▶ _Record extracts_:
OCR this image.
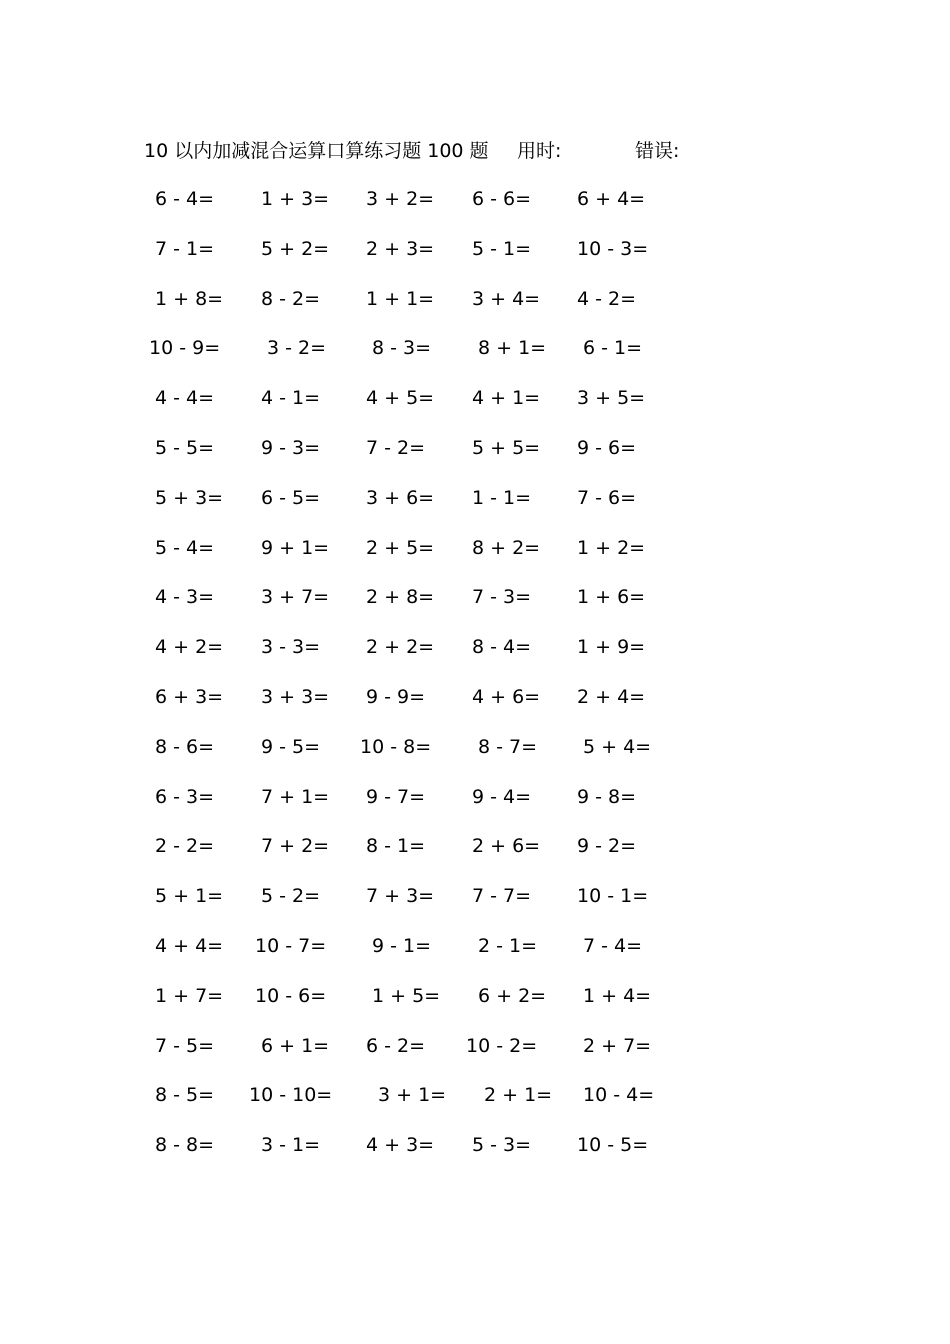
10 以内加减混合运算口算练习题 100 题 用时:	错误:
6 - 4= 1 + 3= 3 + 2= 6 - 6= 6 + 4=
7 - 1= 5 + 2= 2 + 3= 5 - 1= 10 - 3=
1 + 8= 8 - 2= 1 + 1= 3 + 4= 4 - 2=
10 - 9= 3 - 2= 8 - 3= 8 + 1= 6 - 1=
4 - 4= 4 - 1= 4 + 5= 4 + 1= 3 + 5=
5 - 5= 9 - 3= 7 - 2= 5 + 5= 9 - 6=
5 + 3= 6 - 5= 3 + 6= 1 - 1= 7 - 6=
5 - 4= 9 + 1= 2 + 5= 8 + 2= 1 + 2=
4 - 3= 3 + 7= 2 + 8= 7 - 3= 1 + 6=
4 + 2= 3 - 3= 2 + 2= 8 - 4= 1 + 9=
6 + 3= 3 + 3= 9 - 9= 4 + 6= 2 + 4=
8 - 6= 9 - 5= 10 - 8= 8 - 7= 5 + 4=
6 - 3= 7 + 1= 9 - 7= 9 - 4= 9 - 8=
2 - 2= 7 + 2= 8 - 1= 2 + 6= 9 - 2=
5 + 1= 5 - 2= 7 + 3= 7 - 7= 10 - 1=
4 + 4= 10 - 7= 9 - 1= 2 - 1= 7 - 4=
1 + 7= 10 - 6= 1 + 5= 6 + 2= 1 + 4=
7 - 5= 6 + 1= 6 - 2= 10 - 2= 2 + 7=
8 - 5= 10 - 10= 3 + 1= 2 + 1= 10 - 4=
8 - 8= 3 - 1= 4 + 3= 5 - 3= 10 - 5=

▶ _Request_:
Without including any picture, repeat the data exactly.

▶ _Exercise output_:
OCR this image.
10 以内加减混合运算口算练习题 100 题 用时:	错误:
6 - 4= 1 + 3= 3 + 2= 6 - 6= 6 + 4=
7 - 1= 5 + 2= 2 + 3= 5 - 1= 10 - 3=
1 + 8= 8 - 2= 1 + 1= 3 + 4= 4 - 2=
10 - 9= 3 - 2= 8 - 3= 8 + 1= 6 - 1=
4 - 4= 4 - 1= 4 + 5= 4 + 1= 3 + 5=
5 - 5= 9 - 3= 7 - 2= 5 + 5= 9 - 6=
5 + 3= 6 - 5= 3 + 6= 1 - 1= 7 - 6=
5 - 4= 9 + 1= 2 + 5= 8 + 2= 1 + 2=
4 - 3= 3 + 7= 2 + 8= 7 - 3= 1 + 6=
4 + 2= 3 - 3= 2 + 2= 8 - 4= 1 + 9=
6 + 3= 3 + 3= 9 - 9= 4 + 6= 2 + 4=
8 - 6= 9 - 5= 10 - 8= 8 - 7= 5 + 4=
6 - 3= 7 + 1= 9 - 7= 9 - 4= 9 - 8=
2 - 2= 7 + 2= 8 - 1= 2 + 6= 9 - 2=
5 + 1= 5 - 2= 7 + 3= 7 - 7= 10 - 1=
4 + 4= 10 - 7= 9 - 1= 2 - 1= 7 - 4=
1 + 7= 10 - 6= 1 + 5= 6 + 2= 1 + 4=
7 - 5= 6 + 1= 6 - 2= 10 - 2= 2 + 7=
8 - 5= 10 - 10= 3 + 1= 2 + 1= 10 - 4=
8 - 8= 3 - 1= 4 + 3= 5 - 3= 10 - 5=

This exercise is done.